__Brief__. Give every line of the material again, exactly as written.

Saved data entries
§

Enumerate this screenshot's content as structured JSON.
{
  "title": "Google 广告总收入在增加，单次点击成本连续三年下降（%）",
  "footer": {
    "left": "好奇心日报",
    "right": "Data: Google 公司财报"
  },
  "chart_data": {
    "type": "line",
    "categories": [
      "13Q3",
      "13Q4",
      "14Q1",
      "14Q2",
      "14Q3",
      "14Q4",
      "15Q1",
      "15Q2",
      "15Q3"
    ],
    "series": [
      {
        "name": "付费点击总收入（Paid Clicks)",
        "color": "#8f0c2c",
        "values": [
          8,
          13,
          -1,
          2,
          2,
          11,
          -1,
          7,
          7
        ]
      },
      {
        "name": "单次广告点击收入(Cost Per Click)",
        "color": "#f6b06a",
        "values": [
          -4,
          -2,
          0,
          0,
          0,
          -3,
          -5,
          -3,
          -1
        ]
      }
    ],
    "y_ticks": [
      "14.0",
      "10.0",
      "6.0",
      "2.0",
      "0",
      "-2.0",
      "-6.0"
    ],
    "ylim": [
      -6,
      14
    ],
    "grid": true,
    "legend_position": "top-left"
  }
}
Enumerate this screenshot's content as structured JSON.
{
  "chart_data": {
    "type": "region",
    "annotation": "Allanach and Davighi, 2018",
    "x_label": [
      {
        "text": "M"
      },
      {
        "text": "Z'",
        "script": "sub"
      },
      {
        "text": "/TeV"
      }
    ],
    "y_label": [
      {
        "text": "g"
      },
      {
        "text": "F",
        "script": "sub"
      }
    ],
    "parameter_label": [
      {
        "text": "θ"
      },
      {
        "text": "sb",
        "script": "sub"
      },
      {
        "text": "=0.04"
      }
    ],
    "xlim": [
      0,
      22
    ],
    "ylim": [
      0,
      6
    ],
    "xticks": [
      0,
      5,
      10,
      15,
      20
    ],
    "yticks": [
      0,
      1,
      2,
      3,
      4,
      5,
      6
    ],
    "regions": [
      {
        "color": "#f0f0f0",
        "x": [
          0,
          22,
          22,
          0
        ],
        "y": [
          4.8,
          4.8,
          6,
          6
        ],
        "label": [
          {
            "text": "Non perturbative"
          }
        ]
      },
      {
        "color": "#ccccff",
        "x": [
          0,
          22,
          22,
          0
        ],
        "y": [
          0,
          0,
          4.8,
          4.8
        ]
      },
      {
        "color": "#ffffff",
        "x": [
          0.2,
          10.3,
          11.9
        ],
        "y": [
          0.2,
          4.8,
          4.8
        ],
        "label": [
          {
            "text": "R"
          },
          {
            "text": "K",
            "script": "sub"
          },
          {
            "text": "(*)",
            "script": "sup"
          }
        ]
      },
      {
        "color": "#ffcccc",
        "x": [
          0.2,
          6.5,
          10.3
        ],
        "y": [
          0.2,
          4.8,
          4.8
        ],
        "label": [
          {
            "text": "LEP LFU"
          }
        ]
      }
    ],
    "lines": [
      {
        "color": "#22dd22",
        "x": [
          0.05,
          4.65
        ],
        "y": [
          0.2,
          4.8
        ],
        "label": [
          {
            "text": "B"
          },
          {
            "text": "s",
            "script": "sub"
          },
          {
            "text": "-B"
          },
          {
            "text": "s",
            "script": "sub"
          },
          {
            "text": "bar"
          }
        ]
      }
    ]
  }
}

§

__Reply__.
Enumerate this screenshot's content as structured JSON.
{
  "title": "Google 广告总收入在增加，单次点击成本连续三年下降（%）",
  "footer": {
    "left": "好奇心日报",
    "right": "Data: Google 公司财报"
  },
  "chart_data": {
    "type": "line",
    "categories": [
      "13Q3",
      "13Q4",
      "14Q1",
      "14Q2",
      "14Q3",
      "14Q4",
      "15Q1",
      "15Q2",
      "15Q3"
    ],
    "series": [
      {
        "name": "付费点击总收入（Paid Clicks)",
        "color": "#8f0c2c",
        "values": [
          8,
          13,
          -1,
          2,
          2,
          11,
          -1,
          7,
          7
        ]
      },
      {
        "name": "单次广告点击收入(Cost Per Click)",
        "color": "#f6b06a",
        "values": [
          -4,
          -2,
          0,
          0,
          0,
          -3,
          -5,
          -3,
          -1
        ]
      }
    ],
    "y_ticks": [
      "14.0",
      "10.0",
      "6.0",
      "2.0",
      "0",
      "-2.0",
      "-6.0"
    ],
    "ylim": [
      -6,
      14
    ],
    "grid": true,
    "legend_position": "top-left"
  }
}
Enumerate this screenshot's content as structured JSON.
{
  "chart_data": {
    "type": "region",
    "annotation": "Allanach and Davighi, 2018",
    "x_label": [
      {
        "text": "M"
      },
      {
        "text": "Z'",
        "script": "sub"
      },
      {
        "text": "/TeV"
      }
    ],
    "y_label": [
      {
        "text": "g"
      },
      {
        "text": "F",
        "script": "sub"
      }
    ],
    "parameter_label": [
      {
        "text": "θ"
      },
      {
        "text": "sb",
        "script": "sub"
      },
      {
        "text": "=0.04"
      }
    ],
    "xlim": [
      0,
      22
    ],
    "ylim": [
      0,
      6
    ],
    "xticks": [
      0,
      5,
      10,
      15,
      20
    ],
    "yticks": [
      0,
      1,
      2,
      3,
      4,
      5,
      6
    ],
    "regions": [
      {
        "color": "#f0f0f0",
        "x": [
          0,
          22,
          22,
          0
        ],
        "y": [
          4.8,
          4.8,
          6,
          6
        ],
        "label": [
          {
            "text": "Non perturbative"
          }
        ]
      },
      {
        "color": "#ccccff",
        "x": [
          0,
          22,
          22,
          0
        ],
        "y": [
          0,
          0,
          4.8,
          4.8
        ]
      },
      {
        "color": "#ffffff",
        "x": [
          0.2,
          10.3,
          11.9
        ],
        "y": [
          0.2,
          4.8,
          4.8
        ],
        "label": [
          {
            "text": "R"
          },
          {
            "text": "K",
            "script": "sub"
          },
          {
            "text": "(*)",
            "script": "sup"
          }
        ]
      },
      {
        "color": "#ffcccc",
        "x": [
          0.2,
          6.5,
          10.3
        ],
        "y": [
          0.2,
          4.8,
          4.8
        ],
        "label": [
          {
            "text": "LEP LFU"
          }
        ]
      }
    ],
    "lines": [
      {
        "color": "#22dd22",
        "x": [
          0.05,
          4.65
        ],
        "y": [
          0.2,
          4.8
        ],
        "label": [
          {
            "text": "B"
          },
          {
            "text": "s",
            "script": "sub"
          },
          {
            "text": "-B"
          },
          {
            "text": "s",
            "script": "sub"
          },
          {
            "text": "bar"
          }
        ]
      }
    ]
  }
}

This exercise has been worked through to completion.